>> Start

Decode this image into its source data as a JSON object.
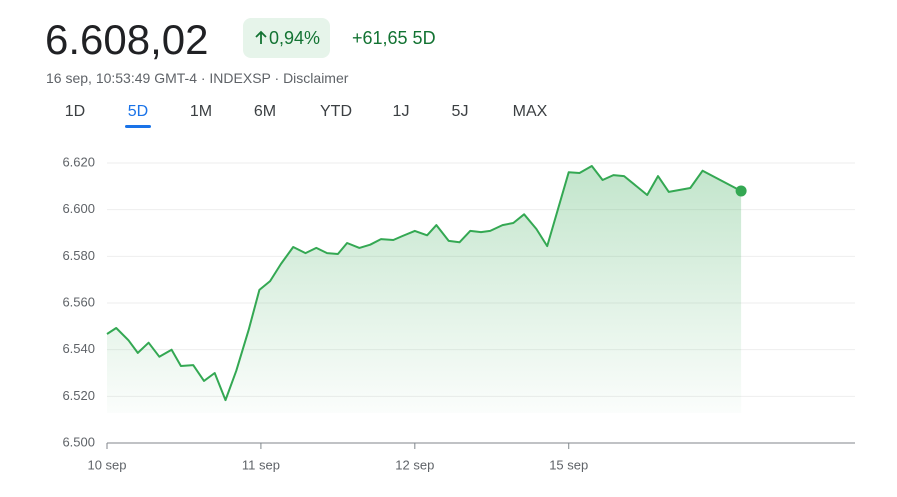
{
  "quote": {
    "price": "6.608,02",
    "change_percent": "0,94%",
    "change": "+61,65 5D",
    "meta": "16 sep, 10:53:49 GMT-4 · INDEXSP · Disclaimer"
  },
  "tabs": [
    "1D",
    "5D",
    "1M",
    "6M",
    "YTD",
    "1J",
    "5J",
    "MAX"
  ],
  "selected_tab": 1,
  "chart_data": {
    "type": "line",
    "color": "#34a853",
    "grid": true,
    "x": [
      0,
      0.06,
      0.14,
      0.2,
      0.27,
      0.34,
      0.42,
      0.48,
      0.56,
      0.63,
      0.7,
      0.77,
      0.84,
      0.92,
      0.99,
      1.06,
      1.13,
      1.21,
      1.29,
      1.36,
      1.43,
      1.5,
      1.56,
      1.64,
      1.71,
      1.78,
      1.86,
      1.92,
      2,
      2.08,
      2.14,
      2.22,
      2.29,
      2.36,
      2.43,
      2.49,
      2.57,
      2.64,
      2.71,
      2.79,
      2.86,
      3,
      3.07,
      3.15,
      3.22,
      3.29,
      3.36,
      3.51,
      3.58,
      3.65,
      3.79,
      3.87,
      4.12
    ],
    "values": [
      6546.7,
      6549.3,
      6544,
      6538.6,
      6543,
      6537,
      6540,
      6533,
      6533.4,
      6526.6,
      6530,
      6518.4,
      6531,
      6548.4,
      6565.6,
      6569.4,
      6576.7,
      6584,
      6581.4,
      6583.6,
      6581.4,
      6581,
      6585.7,
      6583.6,
      6585,
      6587.4,
      6587,
      6588.7,
      6590.9,
      6589,
      6593.4,
      6586.6,
      6586,
      6590.9,
      6590.4,
      6590.9,
      6593.4,
      6594.3,
      6598,
      6591.7,
      6584.4,
      6616,
      6615.7,
      6618.7,
      6612.7,
      6614.8,
      6614.4,
      6606.3,
      6614.4,
      6607.6,
      6609.3,
      6616.7,
      6608.02
    ],
    "xlim": [
      0,
      4.86
    ],
    "xticks": [
      {
        "value": 0,
        "label": "10 sep"
      },
      {
        "value": 1,
        "label": "11 sep"
      },
      {
        "value": 2,
        "label": "12 sep"
      },
      {
        "value": 3,
        "label": "15 sep"
      }
    ],
    "ylim": [
      6500,
      6625
    ],
    "yticks": [
      {
        "value": 6500,
        "label": "6.500"
      },
      {
        "value": 6520,
        "label": "6.520"
      },
      {
        "value": 6540,
        "label": "6.540"
      },
      {
        "value": 6560,
        "label": "6.560"
      },
      {
        "value": 6580,
        "label": "6.580"
      },
      {
        "value": 6600,
        "label": "6.600"
      },
      {
        "value": 6620,
        "label": "6.620"
      }
    ]
  }
}
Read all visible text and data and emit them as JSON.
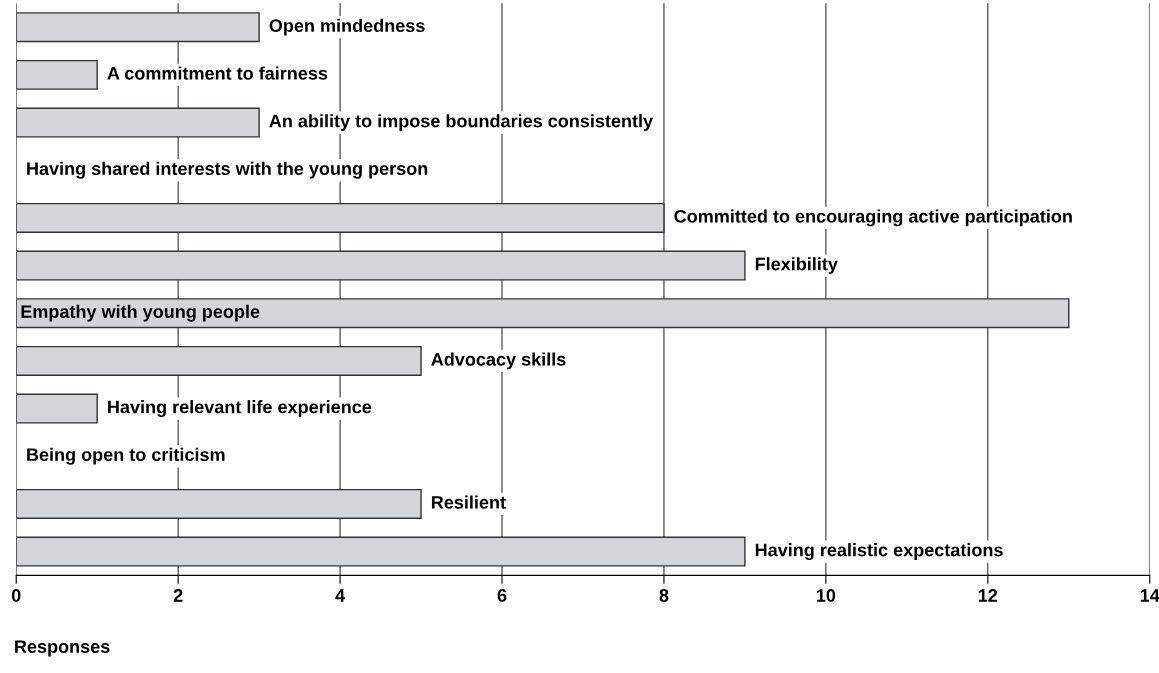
{
  "chart_data": {
    "type": "bar",
    "orientation": "horizontal",
    "xlabel": "Responses",
    "categories": [
      "Open mindedness",
      "A commitment to fairness",
      "An ability to impose boundaries consistently",
      "Having shared interests with the young person",
      "Committed to encouraging active participation",
      "Flexibility",
      "Empathy with young people",
      "Advocacy skills",
      "Having relevant life experience",
      "Being open to criticism",
      "Resilient",
      "Having realistic expectations"
    ],
    "values": [
      3,
      1,
      3,
      0,
      8,
      9,
      13,
      5,
      1,
      0,
      5,
      9
    ],
    "color": "#d4d5d7",
    "xlim": [
      0,
      14
    ],
    "xticks": [
      0,
      2,
      4,
      6,
      8,
      10,
      12,
      14
    ],
    "grid": "x",
    "tick_labels": "x"
  }
}
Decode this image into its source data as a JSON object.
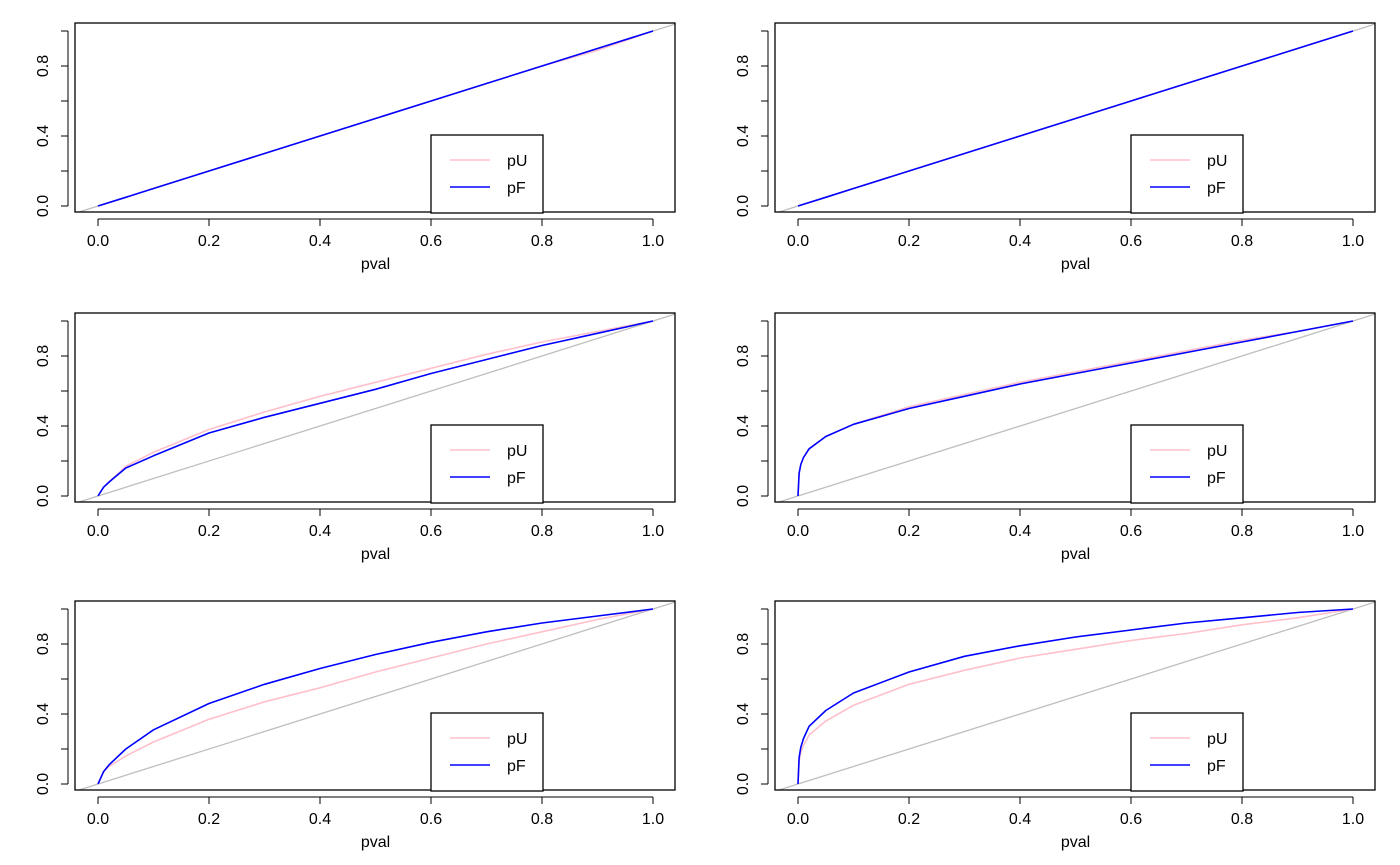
{
  "figure": {
    "layout": "3x2 grid of line plots",
    "diagonal_color": "#bebebe",
    "series_colors": {
      "pU": "#ffc0cb",
      "pF": "#0000ff"
    }
  },
  "chart_data": [
    {
      "type": "line",
      "xlabel": "pval",
      "ylabel": "",
      "xlim": [
        0,
        1
      ],
      "ylim": [
        0,
        1
      ],
      "xticks": [
        "0.0",
        "0.2",
        "0.4",
        "0.6",
        "0.8",
        "1.0"
      ],
      "yticks": [
        "0.0",
        "0.4",
        "0.8"
      ],
      "reference_line": "y = x",
      "legend": {
        "position": "bottom-right",
        "entries": [
          "pU",
          "pF"
        ]
      },
      "x": [
        0,
        0.05,
        0.1,
        0.2,
        0.3,
        0.4,
        0.5,
        0.6,
        0.7,
        0.8,
        0.9,
        1.0
      ],
      "series": [
        {
          "name": "pU",
          "color": "#ffc0cb",
          "values": [
            0,
            0.05,
            0.1,
            0.2,
            0.3,
            0.4,
            0.5,
            0.6,
            0.7,
            0.8,
            0.89,
            1.0
          ]
        },
        {
          "name": "pF",
          "color": "#0000ff",
          "values": [
            0,
            0.05,
            0.1,
            0.2,
            0.3,
            0.4,
            0.5,
            0.6,
            0.7,
            0.8,
            0.9,
            1.0
          ]
        }
      ]
    },
    {
      "type": "line",
      "xlabel": "pval",
      "ylabel": "",
      "xlim": [
        0,
        1
      ],
      "ylim": [
        0,
        1
      ],
      "xticks": [
        "0.0",
        "0.2",
        "0.4",
        "0.6",
        "0.8",
        "1.0"
      ],
      "yticks": [
        "0.0",
        "0.4",
        "0.8"
      ],
      "reference_line": "y = x",
      "legend": {
        "position": "bottom-right",
        "entries": [
          "pU",
          "pF"
        ]
      },
      "x": [
        0,
        0.05,
        0.1,
        0.2,
        0.3,
        0.4,
        0.5,
        0.6,
        0.7,
        0.8,
        0.9,
        1.0
      ],
      "series": [
        {
          "name": "pU",
          "color": "#ffc0cb",
          "values": [
            0,
            0.05,
            0.1,
            0.2,
            0.3,
            0.4,
            0.5,
            0.6,
            0.7,
            0.8,
            0.9,
            1.0
          ]
        },
        {
          "name": "pF",
          "color": "#0000ff",
          "values": [
            0,
            0.05,
            0.1,
            0.2,
            0.3,
            0.4,
            0.5,
            0.6,
            0.7,
            0.8,
            0.9,
            1.0
          ]
        }
      ]
    },
    {
      "type": "line",
      "xlabel": "pval",
      "ylabel": "",
      "xlim": [
        0,
        1
      ],
      "ylim": [
        0,
        1
      ],
      "xticks": [
        "0.0",
        "0.2",
        "0.4",
        "0.6",
        "0.8",
        "1.0"
      ],
      "yticks": [
        "0.0",
        "0.4",
        "0.8"
      ],
      "reference_line": "y = x",
      "legend": {
        "position": "bottom-right",
        "entries": [
          "pU",
          "pF"
        ]
      },
      "x": [
        0,
        0.01,
        0.02,
        0.05,
        0.1,
        0.2,
        0.3,
        0.4,
        0.5,
        0.6,
        0.7,
        0.8,
        0.9,
        1.0
      ],
      "series": [
        {
          "name": "pU",
          "color": "#ffc0cb",
          "values": [
            0,
            0.05,
            0.08,
            0.17,
            0.25,
            0.38,
            0.48,
            0.57,
            0.65,
            0.73,
            0.81,
            0.88,
            0.94,
            1.0
          ]
        },
        {
          "name": "pF",
          "color": "#0000ff",
          "values": [
            0,
            0.05,
            0.08,
            0.16,
            0.23,
            0.36,
            0.45,
            0.53,
            0.61,
            0.7,
            0.78,
            0.86,
            0.93,
            1.0
          ]
        }
      ]
    },
    {
      "type": "line",
      "xlabel": "pval",
      "ylabel": "",
      "xlim": [
        0,
        1
      ],
      "ylim": [
        0,
        1
      ],
      "xticks": [
        "0.0",
        "0.2",
        "0.4",
        "0.6",
        "0.8",
        "1.0"
      ],
      "yticks": [
        "0.0",
        "0.4",
        "0.8"
      ],
      "reference_line": "y = x",
      "legend": {
        "position": "bottom-right",
        "entries": [
          "pU",
          "pF"
        ]
      },
      "x": [
        0,
        0.002,
        0.005,
        0.01,
        0.02,
        0.05,
        0.1,
        0.2,
        0.3,
        0.4,
        0.5,
        0.6,
        0.7,
        0.8,
        0.9,
        1.0
      ],
      "series": [
        {
          "name": "pU",
          "color": "#ffc0cb",
          "values": [
            0,
            0.13,
            0.18,
            0.22,
            0.27,
            0.34,
            0.41,
            0.51,
            0.58,
            0.65,
            0.71,
            0.77,
            0.83,
            0.89,
            0.94,
            1.0
          ]
        },
        {
          "name": "pF",
          "color": "#0000ff",
          "values": [
            0,
            0.13,
            0.18,
            0.22,
            0.27,
            0.34,
            0.41,
            0.5,
            0.57,
            0.64,
            0.7,
            0.76,
            0.82,
            0.88,
            0.94,
            1.0
          ]
        }
      ]
    },
    {
      "type": "line",
      "xlabel": "pval",
      "ylabel": "",
      "xlim": [
        0,
        1
      ],
      "ylim": [
        0,
        1
      ],
      "xticks": [
        "0.0",
        "0.2",
        "0.4",
        "0.6",
        "0.8",
        "1.0"
      ],
      "yticks": [
        "0.0",
        "0.4",
        "0.8"
      ],
      "reference_line": "y = x",
      "legend": {
        "position": "bottom-right",
        "entries": [
          "pU",
          "pF"
        ]
      },
      "x": [
        0,
        0.01,
        0.02,
        0.05,
        0.1,
        0.2,
        0.3,
        0.4,
        0.5,
        0.6,
        0.7,
        0.8,
        0.9,
        1.0
      ],
      "series": [
        {
          "name": "pU",
          "color": "#ffc0cb",
          "values": [
            0,
            0.07,
            0.1,
            0.16,
            0.24,
            0.37,
            0.47,
            0.55,
            0.64,
            0.72,
            0.8,
            0.87,
            0.94,
            1.0
          ]
        },
        {
          "name": "pF",
          "color": "#0000ff",
          "values": [
            0,
            0.07,
            0.11,
            0.2,
            0.31,
            0.46,
            0.57,
            0.66,
            0.74,
            0.81,
            0.87,
            0.92,
            0.96,
            1.0
          ]
        }
      ]
    },
    {
      "type": "line",
      "xlabel": "pval",
      "ylabel": "",
      "xlim": [
        0,
        1
      ],
      "ylim": [
        0,
        1
      ],
      "xticks": [
        "0.0",
        "0.2",
        "0.4",
        "0.6",
        "0.8",
        "1.0"
      ],
      "yticks": [
        "0.0",
        "0.4",
        "0.8"
      ],
      "reference_line": "y = x",
      "legend": {
        "position": "bottom-right",
        "entries": [
          "pU",
          "pF"
        ]
      },
      "x": [
        0,
        0.002,
        0.005,
        0.01,
        0.02,
        0.05,
        0.1,
        0.2,
        0.3,
        0.4,
        0.5,
        0.6,
        0.7,
        0.8,
        0.9,
        1.0
      ],
      "series": [
        {
          "name": "pU",
          "color": "#ffc0cb",
          "values": [
            0,
            0.13,
            0.18,
            0.22,
            0.28,
            0.36,
            0.45,
            0.57,
            0.65,
            0.72,
            0.77,
            0.82,
            0.86,
            0.91,
            0.95,
            1.0
          ]
        },
        {
          "name": "pF",
          "color": "#0000ff",
          "values": [
            0,
            0.15,
            0.21,
            0.26,
            0.33,
            0.42,
            0.52,
            0.64,
            0.73,
            0.79,
            0.84,
            0.88,
            0.92,
            0.95,
            0.98,
            1.0
          ]
        }
      ]
    }
  ]
}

>> End

▶ **The exercise**
Select every line in the material above where the string "with" occurs, and copy it.

▶ **Task response**
      "Having shared interests with the young person",
      "Empathy with young people",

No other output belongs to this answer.